[Dataset listings of figures]
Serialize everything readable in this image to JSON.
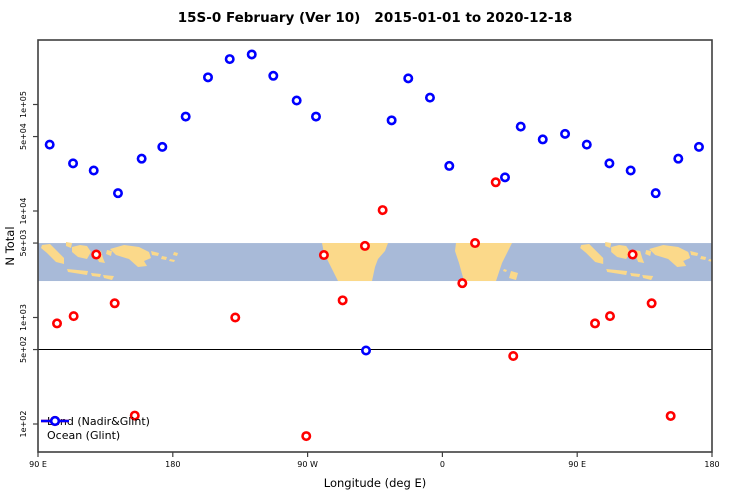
{
  "chart_data": {
    "type": "scatter",
    "title": "15S-0 February (Ver 10)   2015-01-01 to 2020-12-18",
    "xlabel": "Longitude (deg E)",
    "ylabel": "N Total",
    "x_axis": {
      "min": 90,
      "max": 540,
      "ticks": [
        {
          "lon": 90,
          "label": "90 E"
        },
        {
          "lon": 180,
          "label": "180"
        },
        {
          "lon": 270,
          "label": "90 W"
        },
        {
          "lon": 360,
          "label": "0"
        },
        {
          "lon": 450,
          "label": "90 E"
        },
        {
          "lon": 540,
          "label": "180"
        }
      ]
    },
    "y_axis": {
      "scale": "log",
      "min": 55,
      "max": 400000,
      "ticks": [
        {
          "value": 100,
          "label": "1e+02"
        },
        {
          "value": 500,
          "label": "5e+02"
        },
        {
          "value": 1000,
          "label": "1e+03"
        },
        {
          "value": 5000,
          "label": "5e+03"
        },
        {
          "value": 10000,
          "label": "1e+04"
        },
        {
          "value": 50000,
          "label": "5e+04"
        },
        {
          "value": 100000,
          "label": "1e+05"
        }
      ]
    },
    "reference_line_value": 500,
    "map_band": {
      "description": "World coastline strip (latitudes 15S-0) drawn across plot",
      "top_value": 5000,
      "bottom_value": 2200,
      "ocean_color": "#A8BAD8",
      "land_color": "#FBD98A"
    },
    "series": [
      {
        "name": "Land (Nadir&Glint)",
        "color": "#FF0000",
        "points": [
          [
            102.7,
            880
          ],
          [
            113.8,
            1030
          ],
          [
            128.9,
            3900
          ],
          [
            141.2,
            1360
          ],
          [
            154.6,
            120
          ],
          [
            221.7,
            1000
          ],
          [
            269.1,
            77
          ],
          [
            280.9,
            3860
          ],
          [
            293.4,
            1450
          ],
          [
            308.3,
            4700
          ],
          [
            320.1,
            10200
          ],
          [
            373.3,
            2100
          ],
          [
            381.8,
            5000
          ],
          [
            395.6,
            18600
          ],
          [
            407.3,
            435
          ],
          [
            461.9,
            880
          ],
          [
            471.9,
            1030
          ],
          [
            487.0,
            3900
          ],
          [
            499.7,
            1360
          ],
          [
            512.4,
            119
          ]
        ]
      },
      {
        "name": "Ocean (Glint)",
        "color": "#0000FF",
        "points": [
          [
            97.8,
            42000
          ],
          [
            113.4,
            28000
          ],
          [
            127.2,
            24000
          ],
          [
            143.4,
            14700
          ],
          [
            159.2,
            31000
          ],
          [
            173.0,
            40000
          ],
          [
            188.6,
            77000
          ],
          [
            203.5,
            180000
          ],
          [
            218.0,
            267000
          ],
          [
            232.7,
            295000
          ],
          [
            247.1,
            186000
          ],
          [
            262.7,
            109000
          ],
          [
            275.6,
            77000
          ],
          [
            309.0,
            490
          ],
          [
            326.1,
            71000
          ],
          [
            337.2,
            176000
          ],
          [
            351.7,
            116000
          ],
          [
            364.6,
            26500
          ],
          [
            401.8,
            20700
          ],
          [
            412.3,
            62000
          ],
          [
            427.0,
            47000
          ],
          [
            441.9,
            53000
          ],
          [
            456.4,
            42000
          ],
          [
            471.5,
            28000
          ],
          [
            485.7,
            24000
          ],
          [
            502.4,
            14700
          ],
          [
            517.5,
            31000
          ],
          [
            531.3,
            40000
          ]
        ]
      }
    ],
    "axis_color": "#3F3F3F"
  }
}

● **WHAT IS NEEDED**
Copy every line of the data word for word, omitting the images.

● **FULL ANSWER**
Serialize everything readable in this image to JSON.
{
  "chart_data": {
    "type": "scatter",
    "title": "15S-0 February (Ver 10)   2015-01-01 to 2020-12-18",
    "xlabel": "Longitude (deg E)",
    "ylabel": "N Total",
    "x_axis": {
      "min": 90,
      "max": 540,
      "ticks": [
        {
          "lon": 90,
          "label": "90 E"
        },
        {
          "lon": 180,
          "label": "180"
        },
        {
          "lon": 270,
          "label": "90 W"
        },
        {
          "lon": 360,
          "label": "0"
        },
        {
          "lon": 450,
          "label": "90 E"
        },
        {
          "lon": 540,
          "label": "180"
        }
      ]
    },
    "y_axis": {
      "scale": "log",
      "min": 55,
      "max": 400000,
      "ticks": [
        {
          "value": 100,
          "label": "1e+02"
        },
        {
          "value": 500,
          "label": "5e+02"
        },
        {
          "value": 1000,
          "label": "1e+03"
        },
        {
          "value": 5000,
          "label": "5e+03"
        },
        {
          "value": 10000,
          "label": "1e+04"
        },
        {
          "value": 50000,
          "label": "5e+04"
        },
        {
          "value": 100000,
          "label": "1e+05"
        }
      ]
    },
    "reference_line_value": 500,
    "map_band": {
      "description": "World coastline strip (latitudes 15S-0) drawn across plot",
      "top_value": 5000,
      "bottom_value": 2200,
      "ocean_color": "#A8BAD8",
      "land_color": "#FBD98A"
    },
    "series": [
      {
        "name": "Land (Nadir&Glint)",
        "color": "#FF0000",
        "points": [
          [
            102.7,
            880
          ],
          [
            113.8,
            1030
          ],
          [
            128.9,
            3900
          ],
          [
            141.2,
            1360
          ],
          [
            154.6,
            120
          ],
          [
            221.7,
            1000
          ],
          [
            269.1,
            77
          ],
          [
            280.9,
            3860
          ],
          [
            293.4,
            1450
          ],
          [
            308.3,
            4700
          ],
          [
            320.1,
            10200
          ],
          [
            373.3,
            2100
          ],
          [
            381.8,
            5000
          ],
          [
            395.6,
            18600
          ],
          [
            407.3,
            435
          ],
          [
            461.9,
            880
          ],
          [
            471.9,
            1030
          ],
          [
            487.0,
            3900
          ],
          [
            499.7,
            1360
          ],
          [
            512.4,
            119
          ]
        ]
      },
      {
        "name": "Ocean (Glint)",
        "color": "#0000FF",
        "points": [
          [
            97.8,
            42000
          ],
          [
            113.4,
            28000
          ],
          [
            127.2,
            24000
          ],
          [
            143.4,
            14700
          ],
          [
            159.2,
            31000
          ],
          [
            173.0,
            40000
          ],
          [
            188.6,
            77000
          ],
          [
            203.5,
            180000
          ],
          [
            218.0,
            267000
          ],
          [
            232.7,
            295000
          ],
          [
            247.1,
            186000
          ],
          [
            262.7,
            109000
          ],
          [
            275.6,
            77000
          ],
          [
            309.0,
            490
          ],
          [
            326.1,
            71000
          ],
          [
            337.2,
            176000
          ],
          [
            351.7,
            116000
          ],
          [
            364.6,
            26500
          ],
          [
            401.8,
            20700
          ],
          [
            412.3,
            62000
          ],
          [
            427.0,
            47000
          ],
          [
            441.9,
            53000
          ],
          [
            456.4,
            42000
          ],
          [
            471.5,
            28000
          ],
          [
            485.7,
            24000
          ],
          [
            502.4,
            14700
          ],
          [
            517.5,
            31000
          ],
          [
            531.3,
            40000
          ]
        ]
      }
    ],
    "axis_color": "#3F3F3F"
  }
}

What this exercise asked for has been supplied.